Goal of the exercise: Where a line holds the word "PAGE", copy that line.

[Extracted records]

Begin

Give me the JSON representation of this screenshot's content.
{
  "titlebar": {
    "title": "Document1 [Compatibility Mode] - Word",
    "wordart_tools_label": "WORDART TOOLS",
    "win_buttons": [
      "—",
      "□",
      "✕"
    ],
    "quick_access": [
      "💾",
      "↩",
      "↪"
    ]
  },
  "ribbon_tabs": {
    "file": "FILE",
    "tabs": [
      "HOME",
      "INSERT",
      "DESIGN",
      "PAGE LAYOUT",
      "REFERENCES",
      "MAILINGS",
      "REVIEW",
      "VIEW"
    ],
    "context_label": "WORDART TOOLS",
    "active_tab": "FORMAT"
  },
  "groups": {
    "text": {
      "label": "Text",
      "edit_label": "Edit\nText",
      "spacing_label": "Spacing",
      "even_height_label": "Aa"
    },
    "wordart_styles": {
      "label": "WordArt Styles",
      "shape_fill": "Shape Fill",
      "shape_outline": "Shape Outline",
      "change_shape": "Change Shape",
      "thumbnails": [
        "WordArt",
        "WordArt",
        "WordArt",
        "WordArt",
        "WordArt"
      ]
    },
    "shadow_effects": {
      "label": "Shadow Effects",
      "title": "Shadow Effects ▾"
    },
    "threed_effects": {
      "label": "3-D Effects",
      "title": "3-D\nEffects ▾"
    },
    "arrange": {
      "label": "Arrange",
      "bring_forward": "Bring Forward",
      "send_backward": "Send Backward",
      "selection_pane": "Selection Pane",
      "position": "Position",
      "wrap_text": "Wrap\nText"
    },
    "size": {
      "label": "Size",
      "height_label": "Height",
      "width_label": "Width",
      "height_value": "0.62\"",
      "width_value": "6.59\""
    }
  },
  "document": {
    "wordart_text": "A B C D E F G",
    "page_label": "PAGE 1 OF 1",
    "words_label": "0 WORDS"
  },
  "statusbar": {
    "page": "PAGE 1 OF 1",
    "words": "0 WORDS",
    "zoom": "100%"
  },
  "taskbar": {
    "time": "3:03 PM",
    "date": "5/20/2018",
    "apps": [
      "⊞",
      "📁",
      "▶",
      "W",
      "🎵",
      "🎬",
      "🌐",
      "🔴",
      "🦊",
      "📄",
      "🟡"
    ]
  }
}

End

Response:
      "PAGE LAYOUT",
    "page_label": "PAGE 1 OF 1",
    "page": "PAGE 1 OF 1",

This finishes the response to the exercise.